» **The request**: Go through the entries below and pick out every line with "name".
□ □ □ □ □ □ □
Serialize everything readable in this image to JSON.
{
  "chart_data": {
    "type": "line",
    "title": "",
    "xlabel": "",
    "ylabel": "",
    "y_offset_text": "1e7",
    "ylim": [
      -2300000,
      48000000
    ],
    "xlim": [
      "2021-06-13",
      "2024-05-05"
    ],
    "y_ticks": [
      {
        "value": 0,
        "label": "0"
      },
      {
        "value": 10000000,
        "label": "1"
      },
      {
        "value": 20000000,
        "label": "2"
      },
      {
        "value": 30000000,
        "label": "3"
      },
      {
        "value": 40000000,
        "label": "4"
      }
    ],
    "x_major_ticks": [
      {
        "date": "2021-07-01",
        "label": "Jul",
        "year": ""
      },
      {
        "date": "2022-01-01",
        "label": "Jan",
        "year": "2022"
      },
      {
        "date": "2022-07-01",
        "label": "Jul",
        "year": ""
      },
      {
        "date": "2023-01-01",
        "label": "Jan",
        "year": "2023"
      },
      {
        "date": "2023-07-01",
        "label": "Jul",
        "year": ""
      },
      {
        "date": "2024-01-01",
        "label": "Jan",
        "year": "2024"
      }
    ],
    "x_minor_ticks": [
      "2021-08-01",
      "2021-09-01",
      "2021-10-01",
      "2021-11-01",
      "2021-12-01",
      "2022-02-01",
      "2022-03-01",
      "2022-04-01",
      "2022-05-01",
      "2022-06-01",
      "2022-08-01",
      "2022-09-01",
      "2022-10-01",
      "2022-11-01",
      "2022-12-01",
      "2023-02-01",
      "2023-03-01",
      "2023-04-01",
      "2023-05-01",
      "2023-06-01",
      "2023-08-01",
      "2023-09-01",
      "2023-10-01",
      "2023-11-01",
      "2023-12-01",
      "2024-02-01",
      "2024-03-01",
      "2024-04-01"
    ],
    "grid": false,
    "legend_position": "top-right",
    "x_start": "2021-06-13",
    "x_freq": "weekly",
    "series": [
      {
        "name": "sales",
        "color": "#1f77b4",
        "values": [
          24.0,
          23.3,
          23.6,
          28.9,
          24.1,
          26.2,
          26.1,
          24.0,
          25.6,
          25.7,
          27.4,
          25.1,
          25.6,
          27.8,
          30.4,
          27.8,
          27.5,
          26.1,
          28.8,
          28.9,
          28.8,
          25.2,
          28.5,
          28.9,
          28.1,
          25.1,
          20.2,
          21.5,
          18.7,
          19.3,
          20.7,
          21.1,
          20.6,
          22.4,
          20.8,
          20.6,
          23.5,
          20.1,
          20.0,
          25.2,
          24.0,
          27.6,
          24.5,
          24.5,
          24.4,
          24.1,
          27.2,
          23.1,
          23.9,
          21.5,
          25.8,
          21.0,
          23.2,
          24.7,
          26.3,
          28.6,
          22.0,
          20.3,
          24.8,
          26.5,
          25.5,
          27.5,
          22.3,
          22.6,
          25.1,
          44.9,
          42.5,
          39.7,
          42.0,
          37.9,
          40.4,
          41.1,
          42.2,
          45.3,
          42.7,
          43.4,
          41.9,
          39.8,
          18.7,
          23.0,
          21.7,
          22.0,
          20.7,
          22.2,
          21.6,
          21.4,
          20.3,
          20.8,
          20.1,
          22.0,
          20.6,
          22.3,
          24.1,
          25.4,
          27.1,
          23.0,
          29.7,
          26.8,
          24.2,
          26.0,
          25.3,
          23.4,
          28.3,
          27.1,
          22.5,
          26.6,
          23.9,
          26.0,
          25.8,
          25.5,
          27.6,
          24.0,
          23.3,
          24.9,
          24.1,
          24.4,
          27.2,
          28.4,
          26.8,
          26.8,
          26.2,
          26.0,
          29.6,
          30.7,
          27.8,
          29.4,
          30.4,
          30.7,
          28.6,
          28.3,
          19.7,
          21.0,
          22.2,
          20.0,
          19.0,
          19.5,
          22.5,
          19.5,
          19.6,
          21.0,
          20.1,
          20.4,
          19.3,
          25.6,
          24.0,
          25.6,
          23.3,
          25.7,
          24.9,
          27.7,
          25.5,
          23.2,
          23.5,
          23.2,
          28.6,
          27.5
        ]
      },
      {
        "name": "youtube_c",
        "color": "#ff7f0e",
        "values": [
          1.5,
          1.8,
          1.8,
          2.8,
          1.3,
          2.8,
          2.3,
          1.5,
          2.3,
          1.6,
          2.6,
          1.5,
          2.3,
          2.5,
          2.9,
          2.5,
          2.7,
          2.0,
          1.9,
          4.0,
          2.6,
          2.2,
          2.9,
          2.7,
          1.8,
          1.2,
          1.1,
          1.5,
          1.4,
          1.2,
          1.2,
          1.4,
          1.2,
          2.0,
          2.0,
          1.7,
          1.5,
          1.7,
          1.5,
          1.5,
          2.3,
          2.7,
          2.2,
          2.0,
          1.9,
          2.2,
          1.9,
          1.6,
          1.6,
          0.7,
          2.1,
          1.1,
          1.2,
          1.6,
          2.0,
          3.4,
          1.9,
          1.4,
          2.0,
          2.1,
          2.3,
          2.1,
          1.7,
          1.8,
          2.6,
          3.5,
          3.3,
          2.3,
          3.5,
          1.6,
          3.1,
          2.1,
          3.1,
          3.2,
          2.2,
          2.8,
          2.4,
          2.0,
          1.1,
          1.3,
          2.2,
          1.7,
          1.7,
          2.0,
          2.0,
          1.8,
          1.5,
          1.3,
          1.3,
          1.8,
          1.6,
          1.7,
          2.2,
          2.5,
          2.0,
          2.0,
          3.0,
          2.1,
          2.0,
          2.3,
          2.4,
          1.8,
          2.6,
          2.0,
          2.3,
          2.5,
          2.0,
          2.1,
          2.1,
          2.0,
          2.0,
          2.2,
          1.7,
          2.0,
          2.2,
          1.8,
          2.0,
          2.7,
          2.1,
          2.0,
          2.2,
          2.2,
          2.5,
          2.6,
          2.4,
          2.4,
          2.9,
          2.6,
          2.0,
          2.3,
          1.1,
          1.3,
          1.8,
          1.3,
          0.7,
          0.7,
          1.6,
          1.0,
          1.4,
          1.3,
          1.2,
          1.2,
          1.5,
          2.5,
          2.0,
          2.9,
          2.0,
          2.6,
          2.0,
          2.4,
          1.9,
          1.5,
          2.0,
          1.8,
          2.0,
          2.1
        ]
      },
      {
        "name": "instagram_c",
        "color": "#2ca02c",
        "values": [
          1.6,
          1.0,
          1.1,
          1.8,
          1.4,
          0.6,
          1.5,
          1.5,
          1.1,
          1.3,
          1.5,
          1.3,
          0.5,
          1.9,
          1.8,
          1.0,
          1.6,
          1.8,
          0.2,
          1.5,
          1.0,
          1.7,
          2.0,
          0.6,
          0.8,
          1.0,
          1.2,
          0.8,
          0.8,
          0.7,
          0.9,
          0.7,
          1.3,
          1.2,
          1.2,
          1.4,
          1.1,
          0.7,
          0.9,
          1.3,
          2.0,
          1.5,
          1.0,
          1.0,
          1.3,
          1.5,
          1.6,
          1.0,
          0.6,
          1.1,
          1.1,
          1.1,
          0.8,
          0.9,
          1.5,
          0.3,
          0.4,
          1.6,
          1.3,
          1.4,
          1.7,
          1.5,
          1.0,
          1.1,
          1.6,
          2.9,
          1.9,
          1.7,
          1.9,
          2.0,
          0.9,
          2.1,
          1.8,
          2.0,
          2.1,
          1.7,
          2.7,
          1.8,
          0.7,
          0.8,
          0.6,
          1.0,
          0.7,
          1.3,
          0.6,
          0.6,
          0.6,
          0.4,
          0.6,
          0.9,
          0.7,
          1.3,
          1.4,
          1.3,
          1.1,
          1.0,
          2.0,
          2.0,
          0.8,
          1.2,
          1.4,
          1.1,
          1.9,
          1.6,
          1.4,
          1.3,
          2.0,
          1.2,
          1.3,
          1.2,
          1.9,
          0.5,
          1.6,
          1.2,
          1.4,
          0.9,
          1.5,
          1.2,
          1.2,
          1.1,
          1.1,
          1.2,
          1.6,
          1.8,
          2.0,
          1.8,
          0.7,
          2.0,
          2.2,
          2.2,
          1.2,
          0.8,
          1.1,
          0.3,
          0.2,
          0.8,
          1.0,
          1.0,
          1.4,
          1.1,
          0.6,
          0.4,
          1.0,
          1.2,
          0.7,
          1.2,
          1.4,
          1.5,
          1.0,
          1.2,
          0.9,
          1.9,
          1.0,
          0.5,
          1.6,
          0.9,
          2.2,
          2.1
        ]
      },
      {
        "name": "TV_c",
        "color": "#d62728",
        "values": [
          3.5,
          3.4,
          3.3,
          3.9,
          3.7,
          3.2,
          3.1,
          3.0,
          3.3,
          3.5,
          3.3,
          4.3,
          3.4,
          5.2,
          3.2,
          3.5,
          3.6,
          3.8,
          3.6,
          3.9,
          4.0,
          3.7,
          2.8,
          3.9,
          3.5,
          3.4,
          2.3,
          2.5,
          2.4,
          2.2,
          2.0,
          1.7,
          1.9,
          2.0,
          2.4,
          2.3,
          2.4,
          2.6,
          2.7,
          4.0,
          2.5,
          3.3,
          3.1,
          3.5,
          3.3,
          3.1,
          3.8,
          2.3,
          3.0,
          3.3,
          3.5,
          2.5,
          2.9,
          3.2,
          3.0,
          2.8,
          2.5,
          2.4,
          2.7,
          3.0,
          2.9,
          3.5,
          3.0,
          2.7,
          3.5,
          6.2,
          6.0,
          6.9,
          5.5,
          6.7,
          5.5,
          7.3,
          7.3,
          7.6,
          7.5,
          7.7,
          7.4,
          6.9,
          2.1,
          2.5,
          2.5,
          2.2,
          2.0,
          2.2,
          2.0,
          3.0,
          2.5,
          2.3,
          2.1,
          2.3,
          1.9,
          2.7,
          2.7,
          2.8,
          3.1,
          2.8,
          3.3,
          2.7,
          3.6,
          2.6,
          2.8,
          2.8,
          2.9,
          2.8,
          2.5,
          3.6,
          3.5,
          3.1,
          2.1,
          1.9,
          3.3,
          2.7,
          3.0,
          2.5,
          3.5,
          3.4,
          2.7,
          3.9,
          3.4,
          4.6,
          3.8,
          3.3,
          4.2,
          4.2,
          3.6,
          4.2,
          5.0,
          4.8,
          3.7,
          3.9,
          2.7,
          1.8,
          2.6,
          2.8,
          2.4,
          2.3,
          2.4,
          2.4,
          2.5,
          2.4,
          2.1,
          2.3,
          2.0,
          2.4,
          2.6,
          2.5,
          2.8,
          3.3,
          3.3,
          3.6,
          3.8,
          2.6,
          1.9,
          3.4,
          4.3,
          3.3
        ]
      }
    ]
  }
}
□ □ □ □ □ □ □
» **Written answer**:
        "name": "sales",
        "name": "youtube_c",
        "name": "instagram_c",
        "name": "TV_c",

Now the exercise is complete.